[begin Rows]

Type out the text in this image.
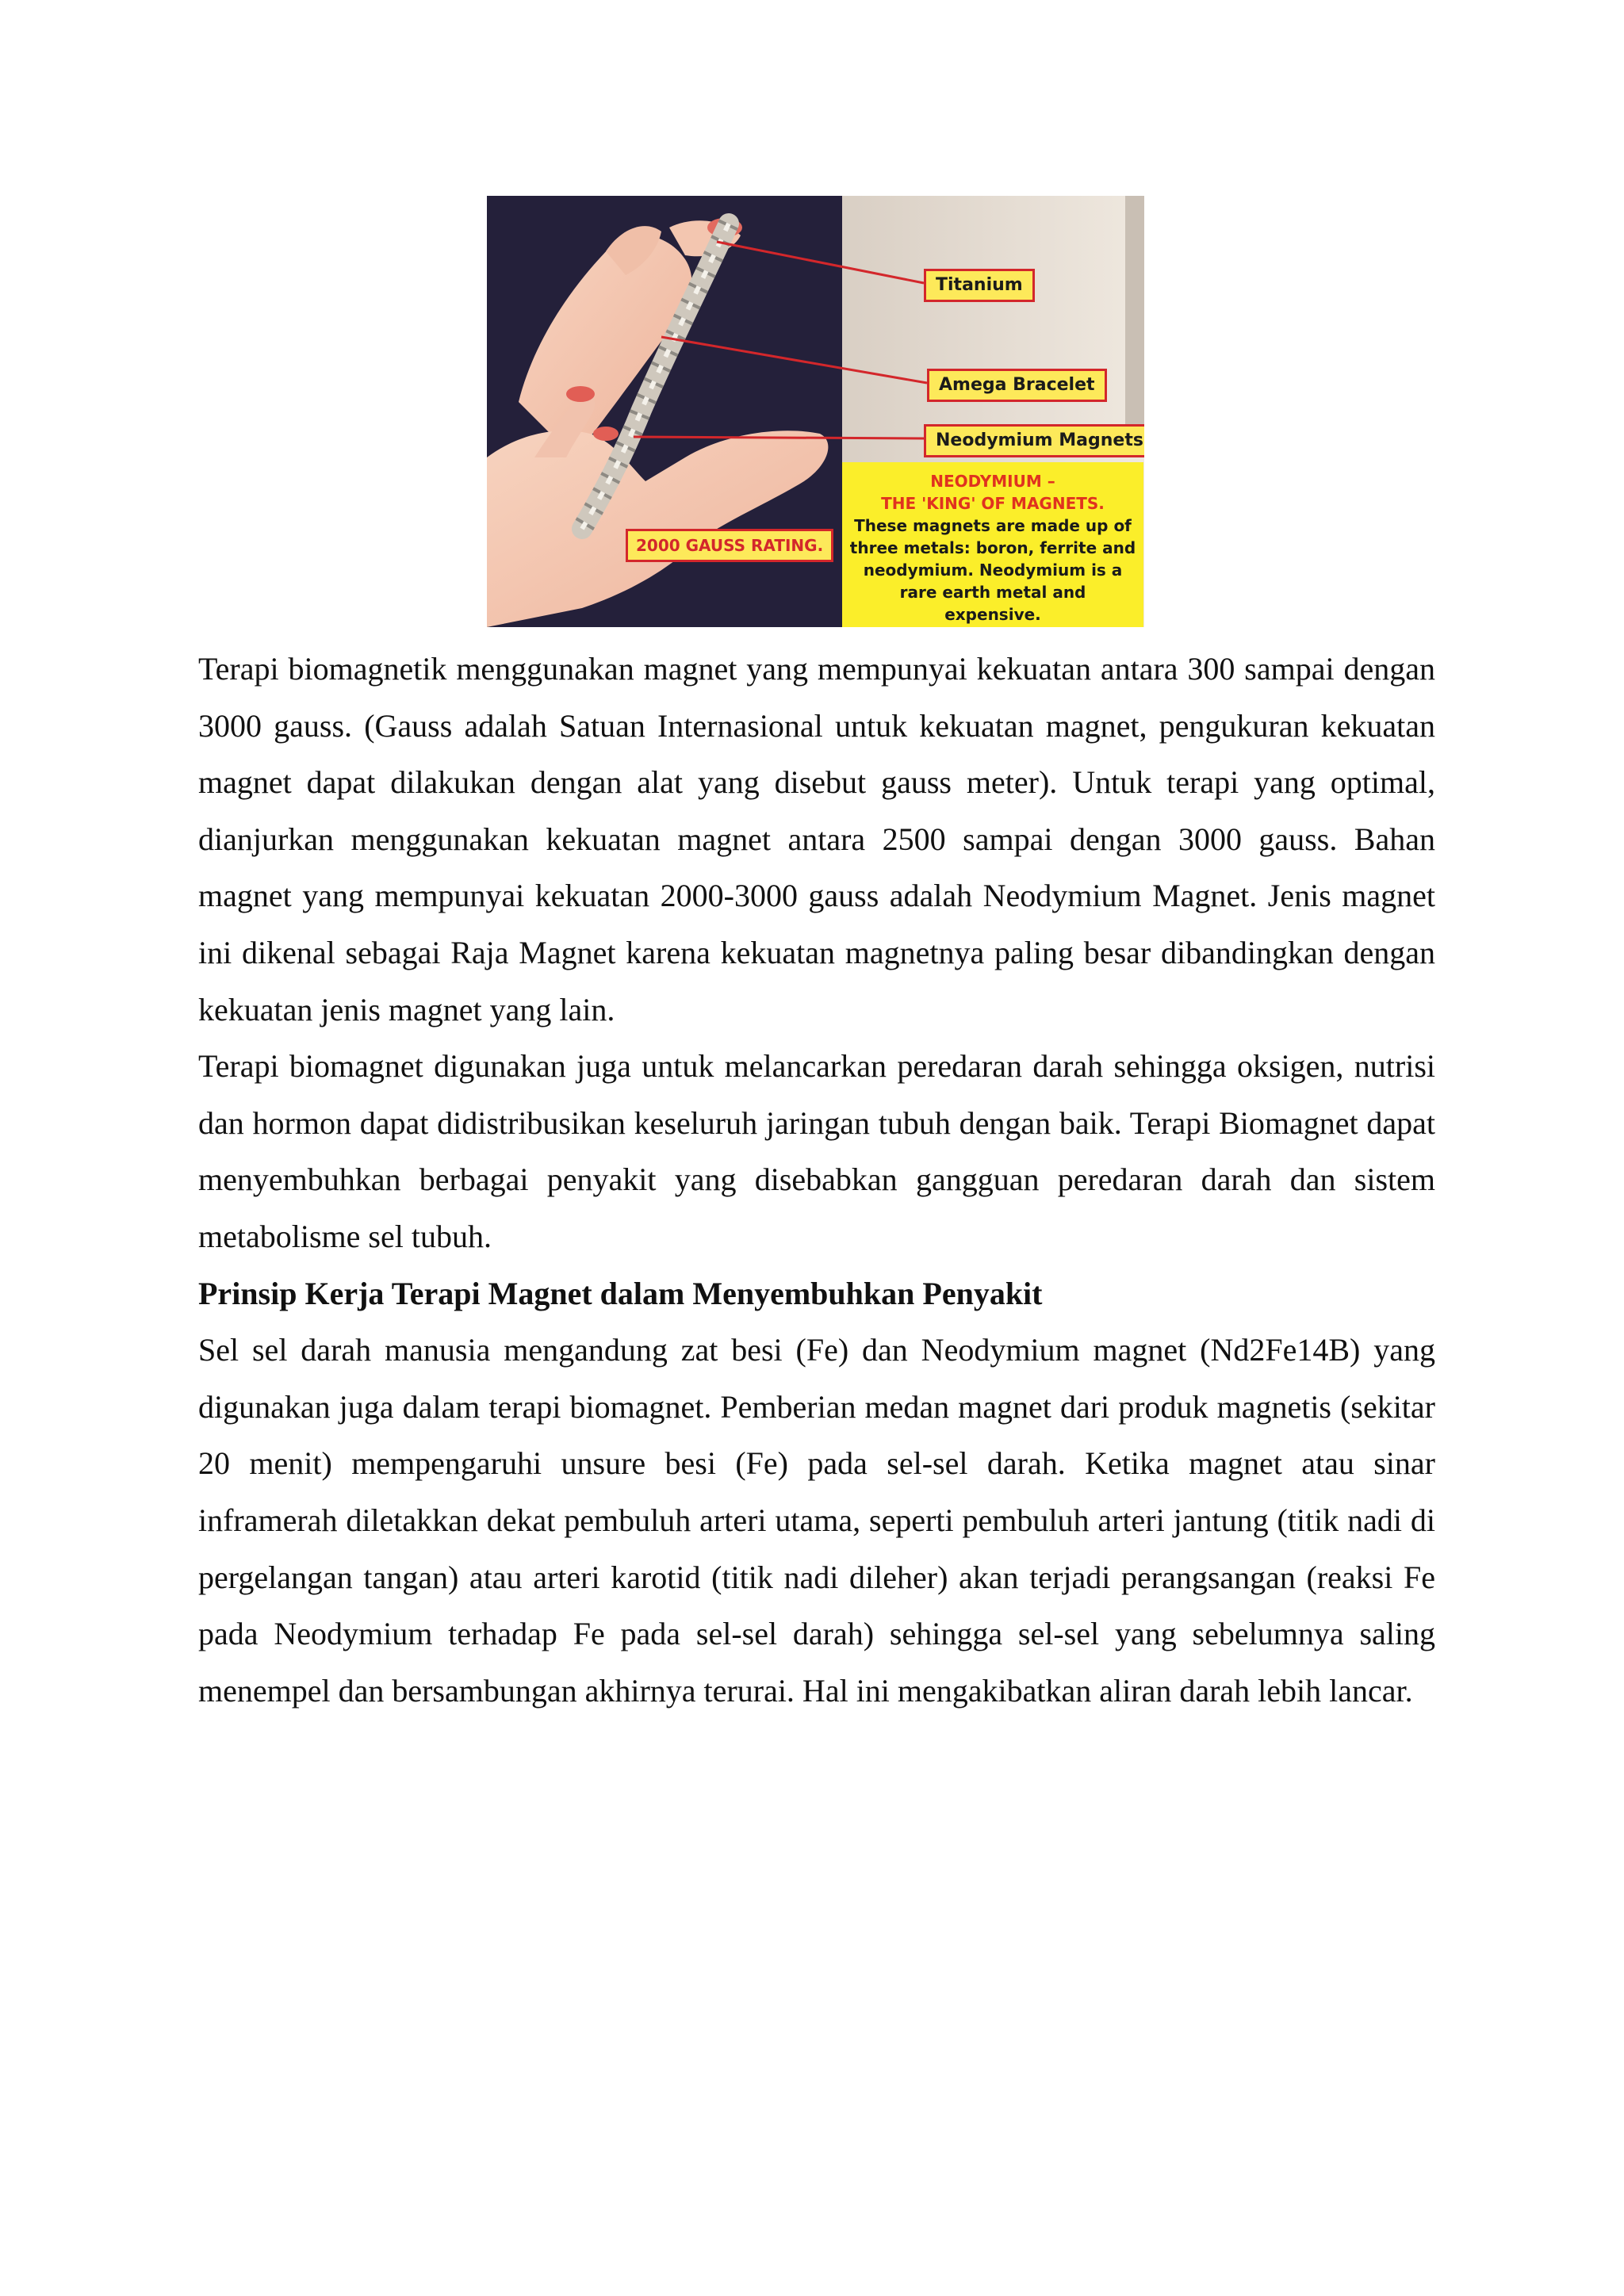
Titanium
Amega Bracelet
Neodymium Magnets
2000 GAUSS RATING.
NEODYMIUM –
THE 'KING' OF MAGNETS.
These magnets are made up of
three metals: boron, ferrite and
neodymium. Neodymium is a
rare earth metal and
expensive.

Terapi biomagnetik menggunakan magnet yang mempunyai kekuatan antara 300 sampai dengan 3000 gauss. (Gauss adalah Satuan Internasional untuk kekuatan magnet, pengukuran kekuatan magnet dapat dilakukan dengan alat yang disebut gauss meter). Untuk terapi yang optimal, dianjurkan menggunakan kekuatan magnet antara 2500 sampai dengan 3000 gauss. Bahan magnet yang mempunyai kekuatan 2000-3000 gauss adalah Neodymium Magnet. Jenis magnet ini dikenal sebagai Raja Magnet karena kekuatan magnetnya paling besar dibandingkan dengan kekuatan jenis magnet yang lain.

Terapi biomagnet digunakan juga untuk melancarkan peredaran darah sehingga oksigen, nutrisi dan hormon dapat didistribusikan keseluruh jaringan tubuh dengan baik. Terapi Biomagnet dapat menyembuhkan berbagai penyakit yang disebabkan gangguan peredaran darah dan sistem metabolisme sel tubuh.

Prinsip Kerja Terapi Magnet dalam Menyembuhkan Penyakit

Sel sel darah manusia mengandung zat besi (Fe) dan Neodymium magnet (Nd2Fe14B) yang digunakan juga dalam terapi biomagnet. Pemberian medan magnet dari produk magnetis (sekitar 20 menit) mempengaruhi unsure besi (Fe) pada sel-sel darah. Ketika magnet atau sinar inframerah diletakkan dekat pembuluh arteri utama, seperti pembuluh arteri jantung (titik nadi di pergelangan tangan) atau arteri karotid (titik nadi dileher) akan terjadi perangsangan (reaksi Fe pada Neodymium terhadap Fe pada sel-sel darah) sehingga sel-sel yang sebelumnya saling menempel dan bersambungan akhirnya terurai. Hal ini mengakibatkan aliran darah lebih lancar.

[end Rows]

[Goal] Exclude the pictures. Write out the remaining data exactly.

[Solution to this task]
Type out the text in this image.
Titanium
Amega Bracelet
Neodymium Magnets
2000 GAUSS RATING.
NEODYMIUM –
THE 'KING' OF MAGNETS.
These magnets are made up of
three metals: boron, ferrite and
neodymium. Neodymium is a
rare earth metal and
expensive.

Terapi biomagnetik menggunakan magnet yang mempunyai kekuatan antara 300 sampai dengan 3000 gauss. (Gauss adalah Satuan Internasional untuk kekuatan magnet, pengukuran kekuatan magnet dapat dilakukan dengan alat yang disebut gauss meter). Untuk terapi yang optimal, dianjurkan menggunakan kekuatan magnet antara 2500 sampai dengan 3000 gauss. Bahan magnet yang mempunyai kekuatan 2000-3000 gauss adalah Neodymium Magnet. Jenis magnet ini dikenal sebagai Raja Magnet karena kekuatan magnetnya paling besar dibandingkan dengan kekuatan jenis magnet yang lain.

Terapi biomagnet digunakan juga untuk melancarkan peredaran darah sehingga oksigen, nutrisi dan hormon dapat didistribusikan keseluruh jaringan tubuh dengan baik. Terapi Biomagnet dapat menyembuhkan berbagai penyakit yang disebabkan gangguan peredaran darah dan sistem metabolisme sel tubuh.

Prinsip Kerja Terapi Magnet dalam Menyembuhkan Penyakit

Sel sel darah manusia mengandung zat besi (Fe) dan Neodymium magnet (Nd2Fe14B) yang digunakan juga dalam terapi biomagnet. Pemberian medan magnet dari produk magnetis (sekitar 20 menit) mempengaruhi unsure besi (Fe) pada sel-sel darah. Ketika magnet atau sinar inframerah diletakkan dekat pembuluh arteri utama, seperti pembuluh arteri jantung (titik nadi di pergelangan tangan) atau arteri karotid (titik nadi dileher) akan terjadi perangsangan (reaksi Fe pada Neodymium terhadap Fe pada sel-sel darah) sehingga sel-sel yang sebelumnya saling menempel dan bersambungan akhirnya terurai. Hal ini mengakibatkan aliran darah lebih lancar.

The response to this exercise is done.